Written problem
Look for the word "watermark" in each line and report the count of matching lines, with nothing added.

==============================

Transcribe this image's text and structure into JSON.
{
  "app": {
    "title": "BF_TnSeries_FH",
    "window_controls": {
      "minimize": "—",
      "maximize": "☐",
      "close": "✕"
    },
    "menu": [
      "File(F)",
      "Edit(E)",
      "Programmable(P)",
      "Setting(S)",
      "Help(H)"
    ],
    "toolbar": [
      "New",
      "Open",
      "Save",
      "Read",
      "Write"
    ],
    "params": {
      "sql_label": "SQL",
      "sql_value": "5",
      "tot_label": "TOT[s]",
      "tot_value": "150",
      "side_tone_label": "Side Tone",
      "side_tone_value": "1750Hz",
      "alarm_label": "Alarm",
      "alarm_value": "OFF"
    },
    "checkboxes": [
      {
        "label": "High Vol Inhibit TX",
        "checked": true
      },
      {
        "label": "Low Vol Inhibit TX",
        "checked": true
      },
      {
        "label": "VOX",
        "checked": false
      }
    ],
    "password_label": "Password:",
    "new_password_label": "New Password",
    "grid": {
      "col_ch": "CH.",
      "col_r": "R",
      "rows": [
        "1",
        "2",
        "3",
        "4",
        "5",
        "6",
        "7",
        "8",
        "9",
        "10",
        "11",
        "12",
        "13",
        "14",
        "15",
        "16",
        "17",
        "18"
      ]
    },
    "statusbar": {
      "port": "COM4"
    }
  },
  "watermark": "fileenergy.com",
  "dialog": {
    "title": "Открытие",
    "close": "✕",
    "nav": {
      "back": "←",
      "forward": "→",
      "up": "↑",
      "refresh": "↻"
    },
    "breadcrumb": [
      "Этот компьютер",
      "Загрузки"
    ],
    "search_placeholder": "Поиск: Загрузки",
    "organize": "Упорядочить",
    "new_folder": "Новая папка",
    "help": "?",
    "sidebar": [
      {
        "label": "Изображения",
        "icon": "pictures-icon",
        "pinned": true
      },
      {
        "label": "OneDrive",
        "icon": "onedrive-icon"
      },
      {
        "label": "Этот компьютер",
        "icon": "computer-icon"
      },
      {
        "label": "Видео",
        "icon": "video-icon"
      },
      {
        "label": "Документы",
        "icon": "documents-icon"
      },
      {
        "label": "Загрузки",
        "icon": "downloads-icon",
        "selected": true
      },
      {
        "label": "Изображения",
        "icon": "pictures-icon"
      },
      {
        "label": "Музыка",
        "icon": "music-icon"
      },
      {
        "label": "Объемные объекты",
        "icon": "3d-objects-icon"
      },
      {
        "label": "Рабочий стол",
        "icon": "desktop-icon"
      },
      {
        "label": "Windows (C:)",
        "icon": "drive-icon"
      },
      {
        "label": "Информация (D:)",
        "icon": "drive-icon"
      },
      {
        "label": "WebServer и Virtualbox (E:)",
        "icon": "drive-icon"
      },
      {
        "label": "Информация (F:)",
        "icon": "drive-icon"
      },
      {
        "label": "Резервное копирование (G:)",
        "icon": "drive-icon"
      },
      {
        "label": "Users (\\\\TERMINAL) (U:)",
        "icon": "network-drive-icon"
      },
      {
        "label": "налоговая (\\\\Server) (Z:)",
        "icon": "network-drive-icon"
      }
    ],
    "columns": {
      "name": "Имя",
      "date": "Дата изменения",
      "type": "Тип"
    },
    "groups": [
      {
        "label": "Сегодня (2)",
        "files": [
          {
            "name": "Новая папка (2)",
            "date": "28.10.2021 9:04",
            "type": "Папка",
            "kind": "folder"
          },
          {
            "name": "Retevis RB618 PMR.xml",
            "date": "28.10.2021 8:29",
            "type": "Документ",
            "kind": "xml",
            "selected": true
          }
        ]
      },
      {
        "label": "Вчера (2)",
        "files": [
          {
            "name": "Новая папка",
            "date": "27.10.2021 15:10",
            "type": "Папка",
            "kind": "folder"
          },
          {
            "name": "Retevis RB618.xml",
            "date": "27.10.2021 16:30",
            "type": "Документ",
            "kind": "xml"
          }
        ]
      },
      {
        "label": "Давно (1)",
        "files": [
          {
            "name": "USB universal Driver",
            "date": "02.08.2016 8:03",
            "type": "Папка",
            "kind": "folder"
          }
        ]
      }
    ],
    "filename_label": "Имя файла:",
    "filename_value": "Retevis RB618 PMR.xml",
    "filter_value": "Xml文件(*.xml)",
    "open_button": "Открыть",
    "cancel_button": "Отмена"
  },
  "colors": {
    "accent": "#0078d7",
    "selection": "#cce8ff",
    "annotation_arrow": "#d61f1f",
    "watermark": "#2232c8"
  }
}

==============================

Output of the task
2